Where a line in the listing contains the string "Plot", copy that line out.

>> Begin EXTRACTED ENTRIES

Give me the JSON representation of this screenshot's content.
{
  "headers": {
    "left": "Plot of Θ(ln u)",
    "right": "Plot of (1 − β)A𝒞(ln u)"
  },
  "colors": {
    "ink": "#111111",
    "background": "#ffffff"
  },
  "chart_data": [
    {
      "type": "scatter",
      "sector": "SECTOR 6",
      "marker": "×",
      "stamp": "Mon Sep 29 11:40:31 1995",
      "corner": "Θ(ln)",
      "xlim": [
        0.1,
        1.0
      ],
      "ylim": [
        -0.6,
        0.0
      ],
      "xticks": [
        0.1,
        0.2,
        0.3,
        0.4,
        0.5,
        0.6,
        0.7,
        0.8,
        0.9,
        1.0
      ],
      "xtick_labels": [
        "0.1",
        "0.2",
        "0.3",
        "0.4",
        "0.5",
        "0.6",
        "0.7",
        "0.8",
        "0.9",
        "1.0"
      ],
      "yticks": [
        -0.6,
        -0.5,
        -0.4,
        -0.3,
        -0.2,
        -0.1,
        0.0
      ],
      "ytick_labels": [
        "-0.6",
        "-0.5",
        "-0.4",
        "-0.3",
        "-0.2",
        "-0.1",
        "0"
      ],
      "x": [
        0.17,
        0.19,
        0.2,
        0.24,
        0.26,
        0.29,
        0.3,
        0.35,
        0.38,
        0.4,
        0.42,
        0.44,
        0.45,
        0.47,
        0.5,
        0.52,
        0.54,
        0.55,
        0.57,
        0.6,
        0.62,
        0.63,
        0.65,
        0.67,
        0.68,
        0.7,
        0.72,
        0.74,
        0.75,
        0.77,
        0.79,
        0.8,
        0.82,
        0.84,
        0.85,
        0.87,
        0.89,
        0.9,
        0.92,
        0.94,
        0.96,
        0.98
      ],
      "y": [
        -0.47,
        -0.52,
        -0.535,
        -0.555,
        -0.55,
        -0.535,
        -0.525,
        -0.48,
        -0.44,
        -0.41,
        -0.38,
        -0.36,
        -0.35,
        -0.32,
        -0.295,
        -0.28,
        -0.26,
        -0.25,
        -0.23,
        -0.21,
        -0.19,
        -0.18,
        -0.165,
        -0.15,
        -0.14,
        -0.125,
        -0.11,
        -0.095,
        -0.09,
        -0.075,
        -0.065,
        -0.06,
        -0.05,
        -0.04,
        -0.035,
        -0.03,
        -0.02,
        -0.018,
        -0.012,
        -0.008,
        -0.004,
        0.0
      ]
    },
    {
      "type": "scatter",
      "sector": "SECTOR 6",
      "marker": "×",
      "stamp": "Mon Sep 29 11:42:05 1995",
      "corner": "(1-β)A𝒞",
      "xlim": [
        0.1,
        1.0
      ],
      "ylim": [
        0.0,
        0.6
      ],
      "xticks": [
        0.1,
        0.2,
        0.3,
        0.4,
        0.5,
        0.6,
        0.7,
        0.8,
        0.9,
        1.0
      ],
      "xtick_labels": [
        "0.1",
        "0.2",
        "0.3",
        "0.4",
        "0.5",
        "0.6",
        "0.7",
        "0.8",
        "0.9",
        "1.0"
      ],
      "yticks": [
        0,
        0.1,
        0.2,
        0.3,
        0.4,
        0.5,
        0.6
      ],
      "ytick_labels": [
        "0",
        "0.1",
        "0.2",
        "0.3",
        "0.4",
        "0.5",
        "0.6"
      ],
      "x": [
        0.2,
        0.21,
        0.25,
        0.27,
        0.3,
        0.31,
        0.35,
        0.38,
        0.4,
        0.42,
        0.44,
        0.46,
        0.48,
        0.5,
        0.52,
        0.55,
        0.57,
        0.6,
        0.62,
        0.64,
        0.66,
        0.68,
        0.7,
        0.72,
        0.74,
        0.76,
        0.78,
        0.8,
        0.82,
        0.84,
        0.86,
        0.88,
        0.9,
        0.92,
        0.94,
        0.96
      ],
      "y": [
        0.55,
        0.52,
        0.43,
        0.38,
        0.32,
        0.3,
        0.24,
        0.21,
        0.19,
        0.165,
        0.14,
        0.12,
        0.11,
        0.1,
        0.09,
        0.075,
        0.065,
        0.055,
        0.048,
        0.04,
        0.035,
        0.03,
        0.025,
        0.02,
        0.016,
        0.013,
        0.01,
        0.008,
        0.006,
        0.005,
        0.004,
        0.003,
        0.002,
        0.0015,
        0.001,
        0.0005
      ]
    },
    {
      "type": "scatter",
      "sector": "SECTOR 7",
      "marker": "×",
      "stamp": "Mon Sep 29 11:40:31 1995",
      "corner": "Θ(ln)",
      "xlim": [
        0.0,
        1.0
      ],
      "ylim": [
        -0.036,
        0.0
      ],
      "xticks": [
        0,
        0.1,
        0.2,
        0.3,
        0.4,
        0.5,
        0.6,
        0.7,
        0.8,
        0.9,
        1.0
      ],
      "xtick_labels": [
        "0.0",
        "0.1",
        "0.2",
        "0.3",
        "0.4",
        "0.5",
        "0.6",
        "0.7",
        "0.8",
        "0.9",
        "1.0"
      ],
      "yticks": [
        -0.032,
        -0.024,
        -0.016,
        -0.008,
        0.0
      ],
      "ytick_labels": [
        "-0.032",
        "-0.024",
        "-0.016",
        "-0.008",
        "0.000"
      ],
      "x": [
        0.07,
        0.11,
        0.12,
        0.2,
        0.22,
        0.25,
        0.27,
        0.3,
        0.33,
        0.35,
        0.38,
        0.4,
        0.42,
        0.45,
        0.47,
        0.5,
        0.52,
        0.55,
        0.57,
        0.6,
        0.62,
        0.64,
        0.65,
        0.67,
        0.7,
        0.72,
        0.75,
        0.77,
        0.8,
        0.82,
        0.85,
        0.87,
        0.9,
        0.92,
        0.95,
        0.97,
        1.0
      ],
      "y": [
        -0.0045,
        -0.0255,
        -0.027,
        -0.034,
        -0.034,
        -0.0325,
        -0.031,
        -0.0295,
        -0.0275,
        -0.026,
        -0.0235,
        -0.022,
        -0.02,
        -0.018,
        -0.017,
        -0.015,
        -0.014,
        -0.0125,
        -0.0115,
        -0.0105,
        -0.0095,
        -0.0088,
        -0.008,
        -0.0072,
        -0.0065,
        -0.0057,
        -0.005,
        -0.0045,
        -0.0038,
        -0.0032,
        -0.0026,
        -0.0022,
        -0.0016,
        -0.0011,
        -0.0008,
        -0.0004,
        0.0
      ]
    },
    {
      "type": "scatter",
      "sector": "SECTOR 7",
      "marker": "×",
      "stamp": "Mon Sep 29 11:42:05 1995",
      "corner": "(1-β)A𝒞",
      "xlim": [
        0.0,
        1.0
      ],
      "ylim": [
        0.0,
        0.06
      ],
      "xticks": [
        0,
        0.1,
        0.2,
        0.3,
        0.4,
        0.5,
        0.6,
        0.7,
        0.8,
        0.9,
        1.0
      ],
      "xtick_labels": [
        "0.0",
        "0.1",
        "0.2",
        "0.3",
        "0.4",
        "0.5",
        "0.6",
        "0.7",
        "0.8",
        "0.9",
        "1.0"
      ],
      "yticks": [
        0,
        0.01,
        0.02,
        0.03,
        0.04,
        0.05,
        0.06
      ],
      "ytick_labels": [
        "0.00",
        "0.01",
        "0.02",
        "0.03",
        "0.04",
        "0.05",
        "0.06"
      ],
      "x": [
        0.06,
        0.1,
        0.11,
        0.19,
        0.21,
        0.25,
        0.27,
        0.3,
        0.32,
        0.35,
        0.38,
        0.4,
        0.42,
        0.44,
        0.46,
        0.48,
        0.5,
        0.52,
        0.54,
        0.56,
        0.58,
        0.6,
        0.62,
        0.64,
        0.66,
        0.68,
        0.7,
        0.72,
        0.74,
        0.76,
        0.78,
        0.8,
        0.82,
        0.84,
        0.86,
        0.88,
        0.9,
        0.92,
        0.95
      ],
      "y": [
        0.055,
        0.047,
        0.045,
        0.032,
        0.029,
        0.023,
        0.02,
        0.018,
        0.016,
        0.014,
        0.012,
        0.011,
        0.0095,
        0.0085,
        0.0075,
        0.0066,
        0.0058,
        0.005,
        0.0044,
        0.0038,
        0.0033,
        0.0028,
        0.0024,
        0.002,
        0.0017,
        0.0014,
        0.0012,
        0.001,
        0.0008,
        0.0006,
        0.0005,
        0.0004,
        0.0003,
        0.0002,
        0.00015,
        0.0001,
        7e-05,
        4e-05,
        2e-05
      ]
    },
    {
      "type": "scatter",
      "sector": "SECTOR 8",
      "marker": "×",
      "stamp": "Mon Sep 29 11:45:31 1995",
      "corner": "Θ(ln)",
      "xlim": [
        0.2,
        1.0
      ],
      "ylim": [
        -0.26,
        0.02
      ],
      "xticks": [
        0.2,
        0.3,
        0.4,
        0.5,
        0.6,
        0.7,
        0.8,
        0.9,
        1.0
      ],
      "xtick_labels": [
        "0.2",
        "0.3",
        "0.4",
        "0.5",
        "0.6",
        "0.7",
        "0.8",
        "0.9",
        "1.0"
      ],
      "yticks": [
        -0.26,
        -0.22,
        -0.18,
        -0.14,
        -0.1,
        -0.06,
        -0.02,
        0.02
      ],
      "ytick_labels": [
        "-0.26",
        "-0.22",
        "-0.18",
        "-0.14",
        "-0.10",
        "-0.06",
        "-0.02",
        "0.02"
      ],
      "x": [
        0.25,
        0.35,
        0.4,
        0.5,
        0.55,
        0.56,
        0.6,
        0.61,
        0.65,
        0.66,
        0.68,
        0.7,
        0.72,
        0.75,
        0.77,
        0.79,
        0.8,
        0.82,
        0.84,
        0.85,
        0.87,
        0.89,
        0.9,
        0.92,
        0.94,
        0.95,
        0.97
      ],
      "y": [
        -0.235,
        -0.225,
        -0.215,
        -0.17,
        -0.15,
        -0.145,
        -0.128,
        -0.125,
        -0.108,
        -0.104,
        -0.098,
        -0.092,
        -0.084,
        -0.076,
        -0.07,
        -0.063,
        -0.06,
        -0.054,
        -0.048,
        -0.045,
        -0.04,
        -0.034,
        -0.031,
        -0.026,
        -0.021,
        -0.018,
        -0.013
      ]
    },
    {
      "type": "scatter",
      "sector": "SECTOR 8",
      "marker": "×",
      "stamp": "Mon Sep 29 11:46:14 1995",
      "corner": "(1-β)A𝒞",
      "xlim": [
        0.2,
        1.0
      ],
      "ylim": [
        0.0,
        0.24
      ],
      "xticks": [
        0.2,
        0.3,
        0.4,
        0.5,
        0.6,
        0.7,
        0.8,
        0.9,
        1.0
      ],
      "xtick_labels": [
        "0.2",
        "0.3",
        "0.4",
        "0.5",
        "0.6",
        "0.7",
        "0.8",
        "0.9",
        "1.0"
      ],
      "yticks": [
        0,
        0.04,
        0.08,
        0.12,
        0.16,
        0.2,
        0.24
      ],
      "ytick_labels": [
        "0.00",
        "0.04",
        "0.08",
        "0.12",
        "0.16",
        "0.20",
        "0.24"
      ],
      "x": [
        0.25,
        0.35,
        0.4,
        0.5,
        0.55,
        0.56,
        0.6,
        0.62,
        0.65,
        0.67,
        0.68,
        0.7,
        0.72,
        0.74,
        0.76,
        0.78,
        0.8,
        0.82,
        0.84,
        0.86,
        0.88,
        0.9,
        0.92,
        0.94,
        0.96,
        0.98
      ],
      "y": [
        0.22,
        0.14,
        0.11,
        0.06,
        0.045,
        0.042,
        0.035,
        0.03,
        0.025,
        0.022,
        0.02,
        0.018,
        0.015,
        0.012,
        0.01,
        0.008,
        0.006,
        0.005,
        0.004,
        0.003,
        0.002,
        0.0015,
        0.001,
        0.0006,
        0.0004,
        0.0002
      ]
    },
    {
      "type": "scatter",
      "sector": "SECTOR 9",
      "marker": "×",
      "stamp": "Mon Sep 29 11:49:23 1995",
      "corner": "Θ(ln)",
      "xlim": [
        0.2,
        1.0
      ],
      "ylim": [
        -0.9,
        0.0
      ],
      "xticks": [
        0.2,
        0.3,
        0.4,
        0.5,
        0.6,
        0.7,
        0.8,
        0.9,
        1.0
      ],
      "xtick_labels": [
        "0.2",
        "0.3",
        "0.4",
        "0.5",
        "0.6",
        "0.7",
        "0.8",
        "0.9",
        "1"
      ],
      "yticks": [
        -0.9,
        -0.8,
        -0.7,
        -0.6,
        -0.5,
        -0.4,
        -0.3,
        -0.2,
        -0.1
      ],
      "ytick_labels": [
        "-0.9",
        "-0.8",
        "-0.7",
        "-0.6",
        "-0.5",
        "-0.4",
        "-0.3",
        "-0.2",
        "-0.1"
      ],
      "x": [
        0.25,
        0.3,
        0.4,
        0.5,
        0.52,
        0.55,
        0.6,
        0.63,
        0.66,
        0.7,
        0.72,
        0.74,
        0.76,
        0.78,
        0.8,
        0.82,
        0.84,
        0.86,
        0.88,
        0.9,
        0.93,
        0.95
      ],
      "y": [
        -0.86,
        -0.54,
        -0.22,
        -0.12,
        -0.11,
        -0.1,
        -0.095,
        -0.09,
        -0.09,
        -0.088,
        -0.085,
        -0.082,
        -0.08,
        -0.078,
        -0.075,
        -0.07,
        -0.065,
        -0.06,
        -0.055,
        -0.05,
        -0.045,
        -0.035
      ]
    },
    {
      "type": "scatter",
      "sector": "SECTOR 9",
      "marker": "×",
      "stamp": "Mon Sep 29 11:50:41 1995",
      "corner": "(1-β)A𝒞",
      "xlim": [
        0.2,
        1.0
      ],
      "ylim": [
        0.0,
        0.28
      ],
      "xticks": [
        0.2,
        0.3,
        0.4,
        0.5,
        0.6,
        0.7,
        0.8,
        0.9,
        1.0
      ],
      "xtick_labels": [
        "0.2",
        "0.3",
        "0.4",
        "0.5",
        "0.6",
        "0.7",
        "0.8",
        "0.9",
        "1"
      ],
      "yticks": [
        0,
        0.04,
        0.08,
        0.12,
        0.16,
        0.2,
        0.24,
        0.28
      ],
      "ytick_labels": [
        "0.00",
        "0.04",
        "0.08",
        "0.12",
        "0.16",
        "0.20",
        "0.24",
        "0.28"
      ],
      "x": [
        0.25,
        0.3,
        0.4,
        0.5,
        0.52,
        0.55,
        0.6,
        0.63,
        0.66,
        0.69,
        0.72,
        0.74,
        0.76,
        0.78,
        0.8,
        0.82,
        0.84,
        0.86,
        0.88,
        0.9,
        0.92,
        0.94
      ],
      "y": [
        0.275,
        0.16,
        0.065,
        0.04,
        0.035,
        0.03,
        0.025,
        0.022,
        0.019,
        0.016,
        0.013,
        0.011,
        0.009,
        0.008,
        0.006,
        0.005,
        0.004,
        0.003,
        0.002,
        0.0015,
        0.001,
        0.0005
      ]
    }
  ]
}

>> End EXTRACTED ENTRIES

[SOLUTION TO THE EXERCISE]
    "left": "Plot of Θ(ln u)",
    "right": "Plot of (1 − β)A𝒞(ln u)"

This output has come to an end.